(Written exercise): Repeat the material verbatim. Images are excluded from the copy.

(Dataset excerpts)

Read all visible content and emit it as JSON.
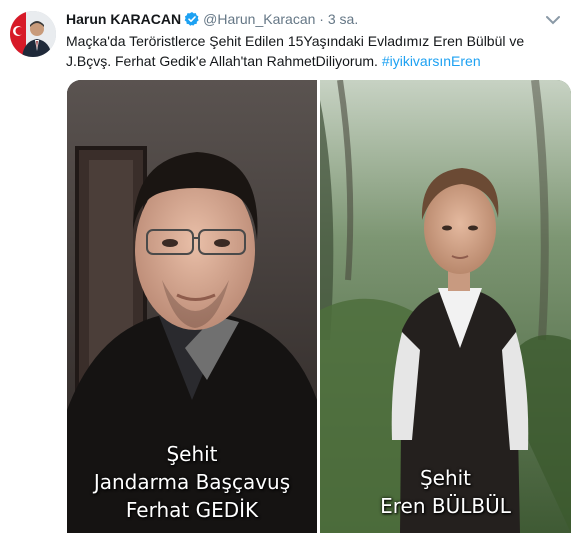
{
  "tweet": {
    "author_name": "Harun KARACAN",
    "handle": "@Harun_Karacan",
    "separator": "·",
    "time": "3 sa.",
    "text_before": "Maçka'da Teröristlerce Şehit Edilen 15Yaşındaki Evladımız Eren Bülbül ve J.Bçvş. Ferhat Gedik'e Allah'tan RahmetDiliyorum. ",
    "hashtag": "#iyikivarsınEren"
  },
  "media": {
    "left_caption": [
      "Şehit",
      "Jandarma Başçavuş",
      "Ferhat GEDİK"
    ],
    "right_caption": [
      "Şehit",
      "Eren BÜLBÜL"
    ]
  },
  "icons": {
    "verified": "verified-badge-icon",
    "caret": "chevron-down-icon"
  },
  "colors": {
    "link": "#1da1f2",
    "secondary_text": "#657786"
  }
}
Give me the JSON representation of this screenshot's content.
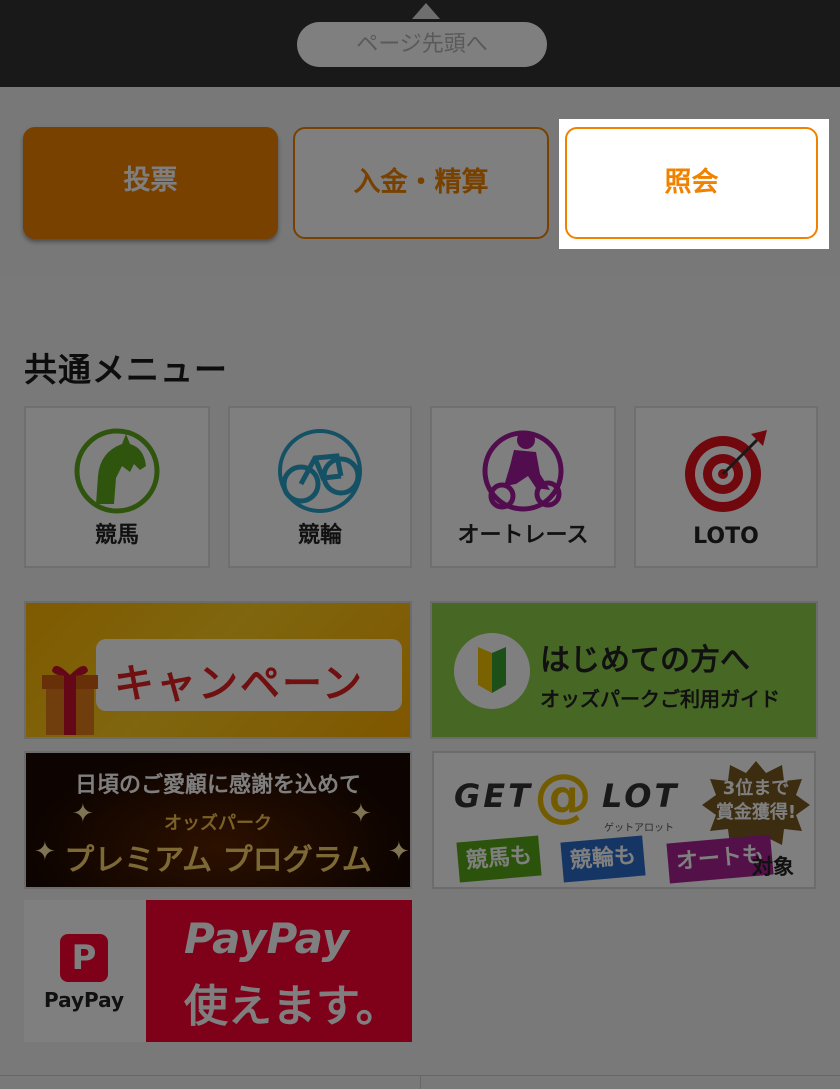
{
  "page_top": {
    "label": "ページ先頭へ"
  },
  "tabs": [
    {
      "label": "投票"
    },
    {
      "label": "入金・精算"
    },
    {
      "label": "照会"
    }
  ],
  "section": {
    "title": "共通メニュー"
  },
  "menu": [
    {
      "label": "競馬",
      "icon": "horse-icon",
      "color": "#5fa81b"
    },
    {
      "label": "競輪",
      "icon": "bicycle-icon",
      "color": "#2aa2c8"
    },
    {
      "label": "オートレース",
      "icon": "motorcycle-icon",
      "color": "#a21a9a"
    },
    {
      "label": "LOTO",
      "icon": "target-icon",
      "color": "#e0101a"
    }
  ],
  "banners": {
    "campaign": {
      "text": "キャンペーン"
    },
    "beginner": {
      "title": "はじめての方へ",
      "subtitle": "オッズパークご利用ガイド"
    },
    "premium": {
      "line1": "日頃のご愛顧に感謝を込めて",
      "line2": "オッズパーク",
      "line3": "プレミアム プログラム"
    },
    "getalot": {
      "logo_left": "GET",
      "logo_at": "@",
      "logo_right": "LOT",
      "sub": "ゲットアロット",
      "burst_line1": "3位まで",
      "burst_line2": "賞金獲得!",
      "tag_keiba": "競馬も",
      "tag_keirin": "競輪も",
      "tag_auto": "オートも",
      "target": "対象"
    },
    "paypay": {
      "brand": "PayPay",
      "line1": "PayPay",
      "line2": "使えます。"
    }
  },
  "colors": {
    "accent": "#f08200",
    "dark_bar": "#333333"
  }
}
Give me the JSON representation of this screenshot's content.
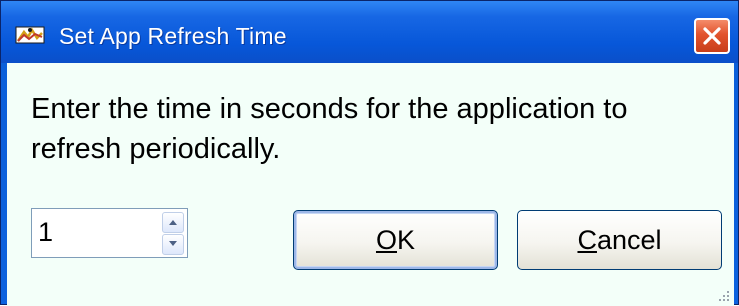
{
  "window": {
    "title": "Set App Refresh Time"
  },
  "dialog": {
    "message": "Enter the time in seconds for the application to refresh periodically.",
    "refresh_value": "1"
  },
  "buttons": {
    "ok_mnemonic": "O",
    "ok_rest": "K",
    "cancel_mnemonic": "C",
    "cancel_rest": "ancel"
  },
  "icons": {
    "app": "app-icon",
    "close": "close-icon",
    "spin_up": "spin-up-arrow-icon",
    "spin_down": "spin-down-arrow-icon",
    "grip": "resize-grip-icon"
  },
  "colors": {
    "titlebar": "#0757d9",
    "client_background": "#f3fff9",
    "close_button": "#e2532d",
    "button_border": "#003c74"
  }
}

(Solution):
Read all visible content and emit it as JSON.
{
  "tweet": {
    "author_name": "Harun KARACAN",
    "handle": "@Harun_Karacan",
    "separator": "·",
    "time": "3 sa.",
    "text_before": "Maçka'da Teröristlerce Şehit Edilen 15Yaşındaki Evladımız Eren Bülbül ve J.Bçvş. Ferhat Gedik'e Allah'tan RahmetDiliyorum. ",
    "hashtag": "#iyikivarsınEren"
  },
  "media": {
    "left_caption": [
      "Şehit",
      "Jandarma Başçavuş",
      "Ferhat GEDİK"
    ],
    "right_caption": [
      "Şehit",
      "Eren BÜLBÜL"
    ]
  },
  "icons": {
    "verified": "verified-badge-icon",
    "caret": "chevron-down-icon"
  },
  "colors": {
    "link": "#1da1f2",
    "secondary_text": "#657786"
  }
}
Give me the JSON representation of this screenshot's content.
{
  "page_top": {
    "label": "ページ先頭へ"
  },
  "tabs": [
    {
      "label": "投票"
    },
    {
      "label": "入金・精算"
    },
    {
      "label": "照会"
    }
  ],
  "section": {
    "title": "共通メニュー"
  },
  "menu": [
    {
      "label": "競馬",
      "icon": "horse-icon",
      "color": "#5fa81b"
    },
    {
      "label": "競輪",
      "icon": "bicycle-icon",
      "color": "#2aa2c8"
    },
    {
      "label": "オートレース",
      "icon": "motorcycle-icon",
      "color": "#a21a9a"
    },
    {
      "label": "LOTO",
      "icon": "target-icon",
      "color": "#e0101a"
    }
  ],
  "banners": {
    "campaign": {
      "text": "キャンペーン"
    },
    "beginner": {
      "title": "はじめての方へ",
      "subtitle": "オッズパークご利用ガイド"
    },
    "premium": {
      "line1": "日頃のご愛顧に感謝を込めて",
      "line2": "オッズパーク",
      "line3": "プレミアム プログラム"
    },
    "getalot": {
      "logo_left": "GET",
      "logo_at": "@",
      "logo_right": "LOT",
      "sub": "ゲットアロット",
      "burst_line1": "3位まで",
      "burst_line2": "賞金獲得!",
      "tag_keiba": "競馬も",
      "tag_keirin": "競輪も",
      "tag_auto": "オートも",
      "target": "対象"
    },
    "paypay": {
      "brand": "PayPay",
      "line1": "PayPay",
      "line2": "使えます。"
    }
  },
  "colors": {
    "accent": "#f08200",
    "dark_bar": "#333333"
  }
}
Give me the JSON representation of this screenshot's content.
{
  "window": {
    "title": "Set App Refresh Time"
  },
  "dialog": {
    "message": "Enter the time in seconds for the application to refresh periodically.",
    "refresh_value": "1"
  },
  "buttons": {
    "ok_mnemonic": "O",
    "ok_rest": "K",
    "cancel_mnemonic": "C",
    "cancel_rest": "ancel"
  },
  "icons": {
    "app": "app-icon",
    "close": "close-icon",
    "spin_up": "spin-up-arrow-icon",
    "spin_down": "spin-down-arrow-icon",
    "grip": "resize-grip-icon"
  },
  "colors": {
    "titlebar": "#0757d9",
    "client_background": "#f3fff9",
    "close_button": "#e2532d",
    "button_border": "#003c74"
  }
}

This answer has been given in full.